PROBLEM TO SOLVE: Skip the pictures. Transcribe the rest of the data below without changing a word.

RECORDED DATA:

··········

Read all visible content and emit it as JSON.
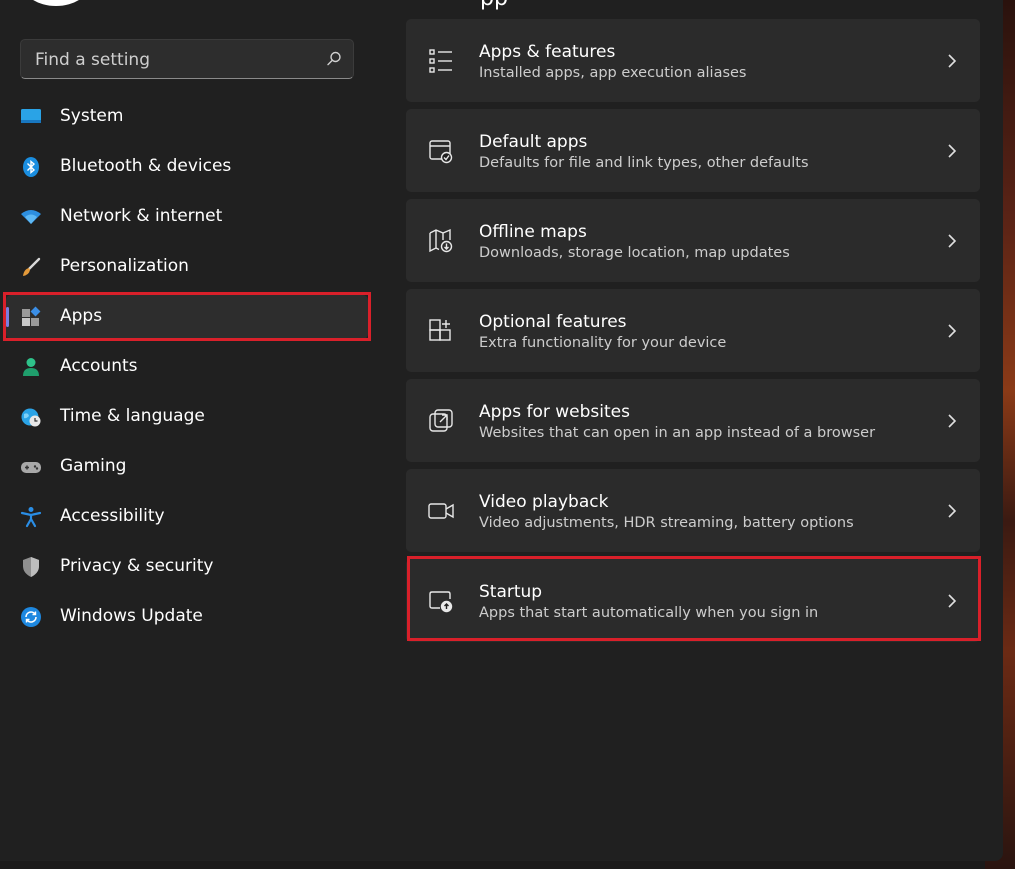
{
  "page": {
    "title_partial": "pp"
  },
  "search": {
    "placeholder": "Find a setting"
  },
  "sidebar": {
    "items": [
      {
        "label": "System",
        "icon": "system-icon"
      },
      {
        "label": "Bluetooth & devices",
        "icon": "bluetooth-icon"
      },
      {
        "label": "Network & internet",
        "icon": "wifi-icon"
      },
      {
        "label": "Personalization",
        "icon": "brush-icon"
      },
      {
        "label": "Apps",
        "icon": "apps-icon",
        "selected": true
      },
      {
        "label": "Accounts",
        "icon": "person-icon"
      },
      {
        "label": "Time & language",
        "icon": "globe-clock-icon"
      },
      {
        "label": "Gaming",
        "icon": "gamepad-icon"
      },
      {
        "label": "Accessibility",
        "icon": "accessibility-icon"
      },
      {
        "label": "Privacy & security",
        "icon": "shield-icon"
      },
      {
        "label": "Windows Update",
        "icon": "update-icon"
      }
    ]
  },
  "main": {
    "cards": [
      {
        "title": "Apps & features",
        "subtitle": "Installed apps, app execution aliases",
        "icon": "list-icon"
      },
      {
        "title": "Default apps",
        "subtitle": "Defaults for file and link types, other defaults",
        "icon": "default-apps-icon"
      },
      {
        "title": "Offline maps",
        "subtitle": "Downloads, storage location, map updates",
        "icon": "map-download-icon"
      },
      {
        "title": "Optional features",
        "subtitle": "Extra functionality for your device",
        "icon": "grid-add-icon"
      },
      {
        "title": "Apps for websites",
        "subtitle": "Websites that can open in an app instead of a browser",
        "icon": "open-external-icon"
      },
      {
        "title": "Video playback",
        "subtitle": "Video adjustments, HDR streaming, battery options",
        "icon": "video-camera-icon"
      },
      {
        "title": "Startup",
        "subtitle": "Apps that start automatically when you sign in",
        "icon": "startup-icon"
      }
    ]
  },
  "colors": {
    "background": "#202020",
    "card": "#2b2b2b",
    "accent": "#7a7fe0",
    "highlight": "#d9202a"
  }
}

··········

FULL OUTPUT:
Read all visible content and emit it as JSON.
{
  "page": {
    "title_partial": "pp"
  },
  "search": {
    "placeholder": "Find a setting"
  },
  "sidebar": {
    "items": [
      {
        "label": "System",
        "icon": "system-icon"
      },
      {
        "label": "Bluetooth & devices",
        "icon": "bluetooth-icon"
      },
      {
        "label": "Network & internet",
        "icon": "wifi-icon"
      },
      {
        "label": "Personalization",
        "icon": "brush-icon"
      },
      {
        "label": "Apps",
        "icon": "apps-icon",
        "selected": true
      },
      {
        "label": "Accounts",
        "icon": "person-icon"
      },
      {
        "label": "Time & language",
        "icon": "globe-clock-icon"
      },
      {
        "label": "Gaming",
        "icon": "gamepad-icon"
      },
      {
        "label": "Accessibility",
        "icon": "accessibility-icon"
      },
      {
        "label": "Privacy & security",
        "icon": "shield-icon"
      },
      {
        "label": "Windows Update",
        "icon": "update-icon"
      }
    ]
  },
  "main": {
    "cards": [
      {
        "title": "Apps & features",
        "subtitle": "Installed apps, app execution aliases",
        "icon": "list-icon"
      },
      {
        "title": "Default apps",
        "subtitle": "Defaults for file and link types, other defaults",
        "icon": "default-apps-icon"
      },
      {
        "title": "Offline maps",
        "subtitle": "Downloads, storage location, map updates",
        "icon": "map-download-icon"
      },
      {
        "title": "Optional features",
        "subtitle": "Extra functionality for your device",
        "icon": "grid-add-icon"
      },
      {
        "title": "Apps for websites",
        "subtitle": "Websites that can open in an app instead of a browser",
        "icon": "open-external-icon"
      },
      {
        "title": "Video playback",
        "subtitle": "Video adjustments, HDR streaming, battery options",
        "icon": "video-camera-icon"
      },
      {
        "title": "Startup",
        "subtitle": "Apps that start automatically when you sign in",
        "icon": "startup-icon"
      }
    ]
  },
  "colors": {
    "background": "#202020",
    "card": "#2b2b2b",
    "accent": "#7a7fe0",
    "highlight": "#d9202a"
  }
}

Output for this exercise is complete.